Every line of the listing must be reproduced as it stands. Leave the images behind.

======== Material for the task ========

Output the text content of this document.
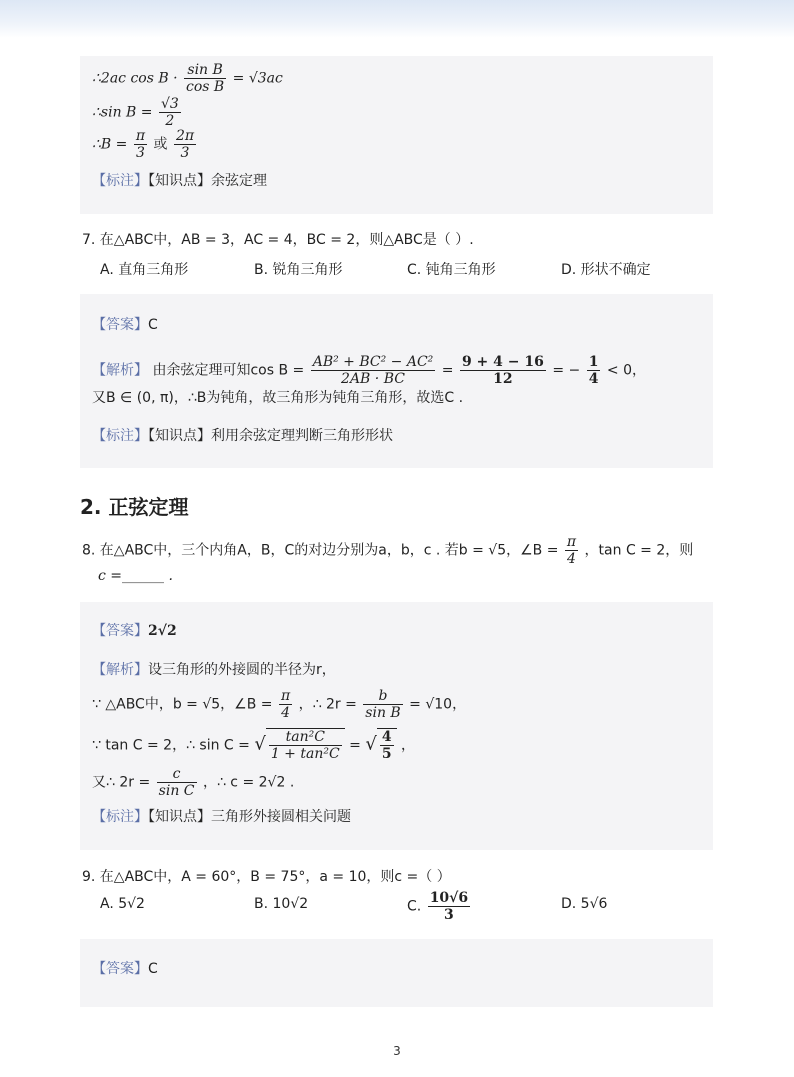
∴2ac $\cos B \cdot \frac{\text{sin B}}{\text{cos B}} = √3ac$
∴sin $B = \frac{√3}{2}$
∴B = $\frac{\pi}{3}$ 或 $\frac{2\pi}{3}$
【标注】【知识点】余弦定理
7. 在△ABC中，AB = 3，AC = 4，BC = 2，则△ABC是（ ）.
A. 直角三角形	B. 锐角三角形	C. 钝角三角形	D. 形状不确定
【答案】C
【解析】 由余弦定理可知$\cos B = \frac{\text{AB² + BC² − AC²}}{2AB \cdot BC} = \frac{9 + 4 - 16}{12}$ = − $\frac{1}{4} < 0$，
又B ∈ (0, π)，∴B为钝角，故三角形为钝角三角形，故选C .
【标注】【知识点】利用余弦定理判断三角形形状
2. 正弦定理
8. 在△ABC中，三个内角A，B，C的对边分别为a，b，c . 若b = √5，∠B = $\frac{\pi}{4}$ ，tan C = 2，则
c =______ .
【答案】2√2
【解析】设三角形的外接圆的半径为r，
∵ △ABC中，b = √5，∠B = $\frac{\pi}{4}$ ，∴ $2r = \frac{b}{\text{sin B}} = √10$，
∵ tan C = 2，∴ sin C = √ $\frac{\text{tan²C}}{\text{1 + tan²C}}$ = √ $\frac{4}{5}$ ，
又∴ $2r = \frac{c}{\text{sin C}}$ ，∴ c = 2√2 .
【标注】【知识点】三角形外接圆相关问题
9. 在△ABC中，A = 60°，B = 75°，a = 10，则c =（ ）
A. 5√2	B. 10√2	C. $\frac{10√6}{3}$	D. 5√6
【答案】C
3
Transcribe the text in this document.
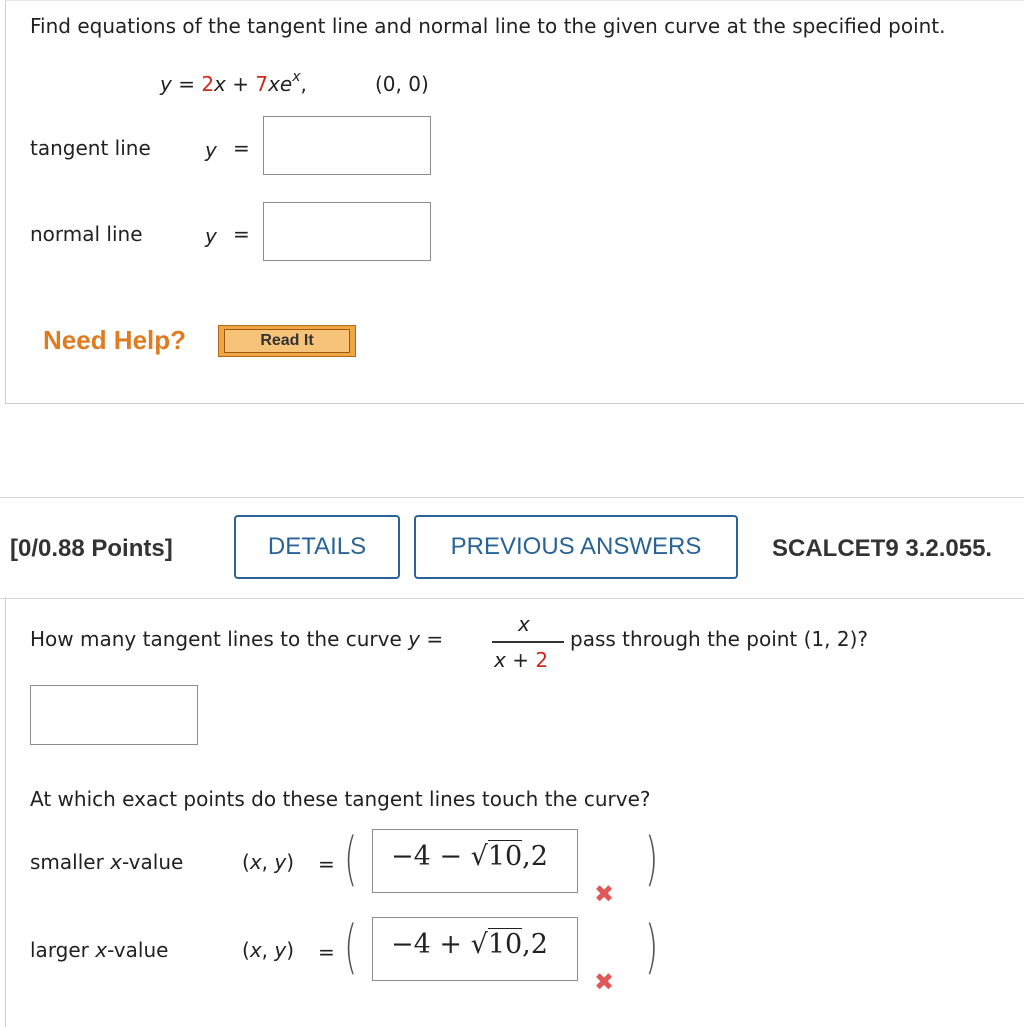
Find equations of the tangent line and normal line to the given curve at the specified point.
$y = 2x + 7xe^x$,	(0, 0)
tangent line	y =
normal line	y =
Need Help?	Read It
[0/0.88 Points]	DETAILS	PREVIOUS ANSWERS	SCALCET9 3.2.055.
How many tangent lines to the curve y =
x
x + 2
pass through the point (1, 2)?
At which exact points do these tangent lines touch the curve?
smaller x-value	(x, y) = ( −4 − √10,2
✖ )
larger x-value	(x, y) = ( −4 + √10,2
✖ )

========

▶ [Problem solution]:
Output the text content of this document.
∴2ac $\cos B \cdot \frac{\text{sin B}}{\text{cos B}} = √3ac$
∴sin $B = \frac{√3}{2}$
∴B = $\frac{\pi}{3}$ 或 $\frac{2\pi}{3}$
【标注】【知识点】余弦定理
7. 在△ABC中，AB = 3，AC = 4，BC = 2，则△ABC是（ ）.
A. 直角三角形	B. 锐角三角形	C. 钝角三角形	D. 形状不确定
【答案】C
【解析】 由余弦定理可知$\cos B = \frac{\text{AB² + BC² − AC²}}{2AB \cdot BC} = \frac{9 + 4 - 16}{12}$ = − $\frac{1}{4} < 0$，
又B ∈ (0, π)，∴B为钝角，故三角形为钝角三角形，故选C .
【标注】【知识点】利用余弦定理判断三角形形状
2. 正弦定理
8. 在△ABC中，三个内角A，B，C的对边分别为a，b，c . 若b = √5，∠B = $\frac{\pi}{4}$ ，tan C = 2，则
c =______ .
【答案】2√2
【解析】设三角形的外接圆的半径为r，
∵ △ABC中，b = √5，∠B = $\frac{\pi}{4}$ ，∴ $2r = \frac{b}{\text{sin B}} = √10$，
∵ tan C = 2，∴ sin C = √ $\frac{\text{tan²C}}{\text{1 + tan²C}}$ = √ $\frac{4}{5}$ ，
又∴ $2r = \frac{c}{\text{sin C}}$ ，∴ c = 2√2 .
【标注】【知识点】三角形外接圆相关问题
9. 在△ABC中，A = 60°，B = 75°，a = 10，则c =（ ）
A. 5√2	B. 10√2	C. $\frac{10√6}{3}$	D. 5√6
【答案】C
3
Transcribe the text in this document.
Find equations of the tangent line and normal line to the given curve at the specified point.
$y = 2x + 7xe^x$,	(0, 0)
tangent line	y =
normal line	y =
Need Help?	Read It
[0/0.88 Points]	DETAILS	PREVIOUS ANSWERS	SCALCET9 3.2.055.
How many tangent lines to the curve y =
x
x + 2
pass through the point (1, 2)?
At which exact points do these tangent lines touch the curve?
smaller x-value	(x, y) = ( −4 − √10,2
✖ )
larger x-value	(x, y) = ( −4 + √10,2
✖ )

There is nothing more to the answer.